Pasaje citado:
* * * * *
Y ahora ya, una nueva pregunta: ¿se puede ejercer el “genio”
como oficio único? ¿Ser “genio” puede considerarse finalidad?
Preferimos no contestarla nosotros mismos. Lo cierto es que a Picasso ya
no se le puede discutir el derecho al trono, al lugar que ocupa; si acaso, el
lugar o trono es lo que puede oscilar entre admitirlo o no. Siempre tendrá
partidarios y enemigos (me refiero a enemigos enterados, no a esos vientres del
Círculo de Bellas Artes); enemigos como los tiene también Napoleón, aunque
todos coincidan en reconocerle un gran genio a caballo.
En 1928, un día de primavera y sol en la rue de la Boëtie tres
pintores españoles fuimos recibidos por Picasso en su casa (nos llevaba de la
mano el pintor catalán Francisco Domingo), y nos llamábamos Esteban Vicente,
Pedro Flores y R.G. Yo iba con diecisiete años deslumbrados. Subimos. Hundir el
botón del timbre era en ese momento mío adolescente como apretar la carne de la
dicha misma; mis días de encierro en Murcia me parecían premiados con una
generosidad lujosa. No hablé (nunca he hablado dichoso); miraba y escuchaba
solamente; miraba lento a ese personaje de la mitología que había alimentado
toda mi niñez grande. Con amabilidad sencilla, nos enseñó dos cuadros del
Aduanero, que quizás son lo más graciosos que he visto de este pintor,
demasiado decorativo y demasiado aplaudido por los “snobs”. Después subimos al
piso de arriba que utiliza íntegro como estudio: en las paredes, blancas,
ni un solo cuadro; en las habitaciones, ni un solo mueble; solamente las
telas que está pintando, vueltas de espaldas y como de rodillas en espera de
bajar a la galería Rosemberg, a su cuartito de siempre, frente al de Braque.
* * * * *
Los datos:
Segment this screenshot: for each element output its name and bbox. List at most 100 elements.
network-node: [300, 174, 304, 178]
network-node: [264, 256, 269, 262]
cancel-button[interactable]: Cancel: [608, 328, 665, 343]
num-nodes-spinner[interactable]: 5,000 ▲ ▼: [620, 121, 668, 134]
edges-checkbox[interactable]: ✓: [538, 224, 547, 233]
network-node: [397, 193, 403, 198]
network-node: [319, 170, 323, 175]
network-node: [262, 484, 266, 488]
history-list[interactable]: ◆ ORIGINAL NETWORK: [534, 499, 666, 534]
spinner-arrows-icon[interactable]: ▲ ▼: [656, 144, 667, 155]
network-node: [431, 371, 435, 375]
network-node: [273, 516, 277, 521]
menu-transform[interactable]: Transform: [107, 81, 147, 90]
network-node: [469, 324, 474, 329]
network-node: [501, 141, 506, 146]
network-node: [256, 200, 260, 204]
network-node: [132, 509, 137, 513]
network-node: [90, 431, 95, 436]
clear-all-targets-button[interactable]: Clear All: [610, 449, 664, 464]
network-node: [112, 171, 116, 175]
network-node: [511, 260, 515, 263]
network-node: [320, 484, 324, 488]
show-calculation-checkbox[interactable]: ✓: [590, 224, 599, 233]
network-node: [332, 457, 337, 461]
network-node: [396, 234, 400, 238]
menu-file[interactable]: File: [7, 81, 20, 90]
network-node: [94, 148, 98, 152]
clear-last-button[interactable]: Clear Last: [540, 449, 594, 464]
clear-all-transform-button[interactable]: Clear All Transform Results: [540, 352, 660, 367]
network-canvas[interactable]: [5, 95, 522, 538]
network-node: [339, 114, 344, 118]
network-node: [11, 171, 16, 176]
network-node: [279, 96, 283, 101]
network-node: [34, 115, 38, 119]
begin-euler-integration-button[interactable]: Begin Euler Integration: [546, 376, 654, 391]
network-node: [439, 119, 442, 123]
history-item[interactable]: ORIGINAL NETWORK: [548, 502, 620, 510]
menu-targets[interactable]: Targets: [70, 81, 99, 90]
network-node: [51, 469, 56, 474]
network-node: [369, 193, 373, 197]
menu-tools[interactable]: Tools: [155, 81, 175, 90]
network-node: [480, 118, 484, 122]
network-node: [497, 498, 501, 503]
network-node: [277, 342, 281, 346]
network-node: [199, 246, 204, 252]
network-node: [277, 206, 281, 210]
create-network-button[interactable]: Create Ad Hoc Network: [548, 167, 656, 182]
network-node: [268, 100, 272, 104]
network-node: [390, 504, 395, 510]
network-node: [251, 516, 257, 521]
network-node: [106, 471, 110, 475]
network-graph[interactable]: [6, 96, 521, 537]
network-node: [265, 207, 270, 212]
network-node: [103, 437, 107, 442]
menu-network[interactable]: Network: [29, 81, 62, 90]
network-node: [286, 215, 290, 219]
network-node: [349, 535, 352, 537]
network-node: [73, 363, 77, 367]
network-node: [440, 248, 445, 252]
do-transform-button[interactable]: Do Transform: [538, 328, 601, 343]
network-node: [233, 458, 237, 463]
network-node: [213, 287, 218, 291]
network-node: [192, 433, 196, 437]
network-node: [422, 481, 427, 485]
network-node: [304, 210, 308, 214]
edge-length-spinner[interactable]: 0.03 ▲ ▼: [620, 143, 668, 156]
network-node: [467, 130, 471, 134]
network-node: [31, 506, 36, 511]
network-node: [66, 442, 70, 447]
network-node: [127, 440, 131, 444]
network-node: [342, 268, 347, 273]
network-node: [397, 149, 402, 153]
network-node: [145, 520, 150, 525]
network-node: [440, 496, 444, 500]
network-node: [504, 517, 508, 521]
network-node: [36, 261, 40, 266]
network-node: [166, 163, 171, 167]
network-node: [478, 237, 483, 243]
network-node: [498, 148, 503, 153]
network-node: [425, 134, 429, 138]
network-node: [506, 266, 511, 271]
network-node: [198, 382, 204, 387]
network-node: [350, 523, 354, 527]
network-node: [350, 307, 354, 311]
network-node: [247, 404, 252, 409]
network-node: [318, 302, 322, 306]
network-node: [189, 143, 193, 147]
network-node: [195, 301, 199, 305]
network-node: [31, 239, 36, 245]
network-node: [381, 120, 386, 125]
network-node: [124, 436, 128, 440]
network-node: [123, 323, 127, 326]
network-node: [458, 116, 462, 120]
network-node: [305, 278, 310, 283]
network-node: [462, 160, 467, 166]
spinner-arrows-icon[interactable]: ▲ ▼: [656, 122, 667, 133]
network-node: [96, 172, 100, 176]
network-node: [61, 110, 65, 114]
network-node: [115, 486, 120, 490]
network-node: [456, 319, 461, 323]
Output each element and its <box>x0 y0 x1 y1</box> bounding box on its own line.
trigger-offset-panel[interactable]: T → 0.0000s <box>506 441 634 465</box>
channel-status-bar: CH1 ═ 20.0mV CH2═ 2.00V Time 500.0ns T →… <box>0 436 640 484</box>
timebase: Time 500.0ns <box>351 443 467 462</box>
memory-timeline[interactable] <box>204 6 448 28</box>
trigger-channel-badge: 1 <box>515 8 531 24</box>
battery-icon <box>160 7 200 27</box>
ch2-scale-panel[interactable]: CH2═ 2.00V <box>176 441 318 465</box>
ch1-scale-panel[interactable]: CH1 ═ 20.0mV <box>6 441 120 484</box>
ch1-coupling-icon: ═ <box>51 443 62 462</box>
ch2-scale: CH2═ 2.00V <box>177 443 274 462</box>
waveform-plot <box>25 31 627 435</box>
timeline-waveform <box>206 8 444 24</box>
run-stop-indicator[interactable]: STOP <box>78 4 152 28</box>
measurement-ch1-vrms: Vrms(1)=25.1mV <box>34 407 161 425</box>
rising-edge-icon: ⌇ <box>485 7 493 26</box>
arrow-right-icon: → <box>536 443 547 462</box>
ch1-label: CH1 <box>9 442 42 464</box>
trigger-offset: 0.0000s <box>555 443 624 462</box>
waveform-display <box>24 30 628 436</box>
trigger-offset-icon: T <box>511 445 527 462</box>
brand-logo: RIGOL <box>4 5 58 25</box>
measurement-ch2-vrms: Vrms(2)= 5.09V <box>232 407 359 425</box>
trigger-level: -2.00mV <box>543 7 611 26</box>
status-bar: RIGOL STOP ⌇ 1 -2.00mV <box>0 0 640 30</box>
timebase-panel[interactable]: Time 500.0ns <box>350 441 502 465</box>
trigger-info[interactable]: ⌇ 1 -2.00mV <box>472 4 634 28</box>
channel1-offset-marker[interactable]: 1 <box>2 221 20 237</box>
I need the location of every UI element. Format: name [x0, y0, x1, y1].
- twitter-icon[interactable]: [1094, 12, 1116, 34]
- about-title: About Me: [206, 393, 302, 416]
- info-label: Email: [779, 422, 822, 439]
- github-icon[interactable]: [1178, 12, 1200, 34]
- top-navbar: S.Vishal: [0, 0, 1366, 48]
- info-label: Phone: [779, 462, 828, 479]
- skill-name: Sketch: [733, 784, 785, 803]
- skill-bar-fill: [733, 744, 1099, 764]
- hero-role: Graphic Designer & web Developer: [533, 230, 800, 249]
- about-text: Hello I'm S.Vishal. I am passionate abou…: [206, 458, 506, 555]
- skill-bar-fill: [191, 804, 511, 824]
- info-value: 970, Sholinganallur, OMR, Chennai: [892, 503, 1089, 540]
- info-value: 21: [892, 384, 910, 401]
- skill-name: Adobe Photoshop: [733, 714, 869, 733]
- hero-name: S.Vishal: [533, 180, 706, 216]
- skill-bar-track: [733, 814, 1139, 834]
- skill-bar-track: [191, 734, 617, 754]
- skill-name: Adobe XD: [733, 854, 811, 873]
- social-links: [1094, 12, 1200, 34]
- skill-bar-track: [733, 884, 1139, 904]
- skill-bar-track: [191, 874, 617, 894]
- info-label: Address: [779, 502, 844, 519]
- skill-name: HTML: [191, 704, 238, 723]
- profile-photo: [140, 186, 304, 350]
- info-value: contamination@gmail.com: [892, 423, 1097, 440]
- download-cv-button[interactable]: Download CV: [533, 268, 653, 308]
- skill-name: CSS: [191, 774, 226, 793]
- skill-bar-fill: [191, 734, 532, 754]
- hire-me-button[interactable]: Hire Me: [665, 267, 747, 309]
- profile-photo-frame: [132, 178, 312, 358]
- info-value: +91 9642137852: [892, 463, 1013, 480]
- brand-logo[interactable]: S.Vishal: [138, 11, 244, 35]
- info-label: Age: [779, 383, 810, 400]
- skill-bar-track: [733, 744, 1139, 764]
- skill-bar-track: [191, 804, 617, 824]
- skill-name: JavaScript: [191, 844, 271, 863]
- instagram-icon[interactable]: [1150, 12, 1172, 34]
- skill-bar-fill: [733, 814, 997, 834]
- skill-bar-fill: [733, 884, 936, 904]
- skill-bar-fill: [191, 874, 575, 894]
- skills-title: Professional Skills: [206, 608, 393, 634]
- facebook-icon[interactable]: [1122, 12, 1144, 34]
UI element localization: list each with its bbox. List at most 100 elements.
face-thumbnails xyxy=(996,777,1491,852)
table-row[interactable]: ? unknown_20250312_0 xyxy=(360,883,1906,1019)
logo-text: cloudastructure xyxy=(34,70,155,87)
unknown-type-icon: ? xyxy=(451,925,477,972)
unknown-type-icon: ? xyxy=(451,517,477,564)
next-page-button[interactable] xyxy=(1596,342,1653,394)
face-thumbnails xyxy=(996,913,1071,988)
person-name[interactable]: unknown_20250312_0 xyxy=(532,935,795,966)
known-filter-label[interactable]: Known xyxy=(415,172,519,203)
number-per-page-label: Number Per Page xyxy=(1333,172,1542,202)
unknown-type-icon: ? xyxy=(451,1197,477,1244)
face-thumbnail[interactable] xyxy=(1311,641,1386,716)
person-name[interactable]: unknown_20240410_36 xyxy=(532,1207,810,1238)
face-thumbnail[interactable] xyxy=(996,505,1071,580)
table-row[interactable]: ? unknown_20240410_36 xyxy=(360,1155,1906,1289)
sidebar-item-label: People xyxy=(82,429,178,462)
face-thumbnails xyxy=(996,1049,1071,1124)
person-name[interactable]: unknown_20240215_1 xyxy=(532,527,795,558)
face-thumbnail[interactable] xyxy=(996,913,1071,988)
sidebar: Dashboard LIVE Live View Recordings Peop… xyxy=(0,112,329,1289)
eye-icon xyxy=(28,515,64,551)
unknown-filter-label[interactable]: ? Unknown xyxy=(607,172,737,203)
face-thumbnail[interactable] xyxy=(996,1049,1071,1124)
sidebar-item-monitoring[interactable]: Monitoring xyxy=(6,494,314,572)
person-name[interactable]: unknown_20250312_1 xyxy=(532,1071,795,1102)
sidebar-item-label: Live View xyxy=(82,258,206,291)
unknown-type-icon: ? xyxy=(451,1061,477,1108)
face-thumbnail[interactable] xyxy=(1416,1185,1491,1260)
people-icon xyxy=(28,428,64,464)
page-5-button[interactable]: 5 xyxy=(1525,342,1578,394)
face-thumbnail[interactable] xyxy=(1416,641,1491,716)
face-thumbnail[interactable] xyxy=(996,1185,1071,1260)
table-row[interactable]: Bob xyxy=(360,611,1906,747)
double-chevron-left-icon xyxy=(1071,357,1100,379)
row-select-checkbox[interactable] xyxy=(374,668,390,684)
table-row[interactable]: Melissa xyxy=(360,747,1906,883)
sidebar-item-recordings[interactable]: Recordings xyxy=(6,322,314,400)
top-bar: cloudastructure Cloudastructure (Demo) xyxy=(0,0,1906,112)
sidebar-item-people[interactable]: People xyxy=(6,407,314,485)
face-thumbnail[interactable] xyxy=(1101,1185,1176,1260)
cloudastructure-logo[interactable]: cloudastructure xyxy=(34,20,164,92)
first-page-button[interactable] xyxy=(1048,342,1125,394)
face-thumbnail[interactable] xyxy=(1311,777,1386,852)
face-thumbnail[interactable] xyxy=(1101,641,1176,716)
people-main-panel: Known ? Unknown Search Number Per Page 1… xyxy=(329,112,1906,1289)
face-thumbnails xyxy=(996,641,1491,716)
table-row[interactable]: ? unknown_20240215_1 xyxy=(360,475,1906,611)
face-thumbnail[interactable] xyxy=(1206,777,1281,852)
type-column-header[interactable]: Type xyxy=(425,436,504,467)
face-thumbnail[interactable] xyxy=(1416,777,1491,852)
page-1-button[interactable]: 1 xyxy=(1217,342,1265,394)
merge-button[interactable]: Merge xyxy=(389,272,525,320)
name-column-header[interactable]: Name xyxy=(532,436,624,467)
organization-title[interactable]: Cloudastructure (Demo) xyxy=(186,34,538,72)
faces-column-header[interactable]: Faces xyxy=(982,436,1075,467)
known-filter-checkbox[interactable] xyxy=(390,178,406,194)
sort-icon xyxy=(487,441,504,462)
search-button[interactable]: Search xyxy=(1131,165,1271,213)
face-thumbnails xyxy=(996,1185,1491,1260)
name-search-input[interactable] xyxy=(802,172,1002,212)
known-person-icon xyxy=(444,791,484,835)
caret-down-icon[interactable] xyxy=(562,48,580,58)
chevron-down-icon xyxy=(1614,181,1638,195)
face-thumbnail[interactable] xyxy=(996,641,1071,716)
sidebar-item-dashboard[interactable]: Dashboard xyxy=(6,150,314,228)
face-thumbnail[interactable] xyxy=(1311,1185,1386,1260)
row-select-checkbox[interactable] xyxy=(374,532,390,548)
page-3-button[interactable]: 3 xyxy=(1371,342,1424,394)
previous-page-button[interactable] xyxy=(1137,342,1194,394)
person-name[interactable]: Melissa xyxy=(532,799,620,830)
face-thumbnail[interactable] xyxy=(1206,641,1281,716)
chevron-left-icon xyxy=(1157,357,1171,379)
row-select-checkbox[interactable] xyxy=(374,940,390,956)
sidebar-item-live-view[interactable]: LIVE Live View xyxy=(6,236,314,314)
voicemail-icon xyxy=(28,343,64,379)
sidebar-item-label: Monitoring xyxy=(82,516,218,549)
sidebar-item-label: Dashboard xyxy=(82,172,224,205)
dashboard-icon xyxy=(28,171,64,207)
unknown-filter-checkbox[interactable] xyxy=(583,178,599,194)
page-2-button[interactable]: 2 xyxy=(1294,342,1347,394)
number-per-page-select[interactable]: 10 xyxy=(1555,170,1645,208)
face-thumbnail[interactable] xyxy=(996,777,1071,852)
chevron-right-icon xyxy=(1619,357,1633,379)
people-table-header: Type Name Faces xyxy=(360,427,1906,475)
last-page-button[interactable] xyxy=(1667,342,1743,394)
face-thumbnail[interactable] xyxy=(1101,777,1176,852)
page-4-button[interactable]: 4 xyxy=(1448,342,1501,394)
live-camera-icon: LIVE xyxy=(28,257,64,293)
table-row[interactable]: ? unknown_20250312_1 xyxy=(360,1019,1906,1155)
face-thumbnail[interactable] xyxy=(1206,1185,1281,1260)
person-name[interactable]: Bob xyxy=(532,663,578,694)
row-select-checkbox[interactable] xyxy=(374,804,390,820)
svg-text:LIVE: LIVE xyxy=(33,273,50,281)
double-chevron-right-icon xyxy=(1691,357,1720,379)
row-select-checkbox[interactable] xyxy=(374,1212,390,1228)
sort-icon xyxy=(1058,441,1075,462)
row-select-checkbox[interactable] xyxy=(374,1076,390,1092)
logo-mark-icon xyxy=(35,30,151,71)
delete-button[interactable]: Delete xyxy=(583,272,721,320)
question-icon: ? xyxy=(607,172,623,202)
* * * * *
Tareas:
a - Según el pasaje, ¿cómo se llamaban los tres pintores españoles que Picasso recibió en su casa en 1928?
b - Devuelve el tramo del pasaje que comienza con las palabras "Y ahora ya, una" y termina con "genio a caballo.".
El listado no tiene relación con el pasaje.

Respuestas:
a - Esteban Vicente, Pedro Flores y R.G.

b -
Y ahora ya, una nueva pregunta: ¿se puede ejercer el “genio”
como oficio único? ¿Ser “genio” puede considerarse finalidad?
Preferimos no contestarla nosotros mismos. Lo cierto es que a Picasso ya
no se le puede discutir el derecho al trono, al lugar que ocupa; si acaso, el
lugar o trono es lo que puede oscilar entre admitirlo o no. Siempre tendrá
partidarios y enemigos (me refiero a enemigos enterados, no a esos vientres del
Círculo de Bellas Artes); enemigos como los tiene también Napoleón, aunque
todos coincidan en reconocerle un gran genio a caballo.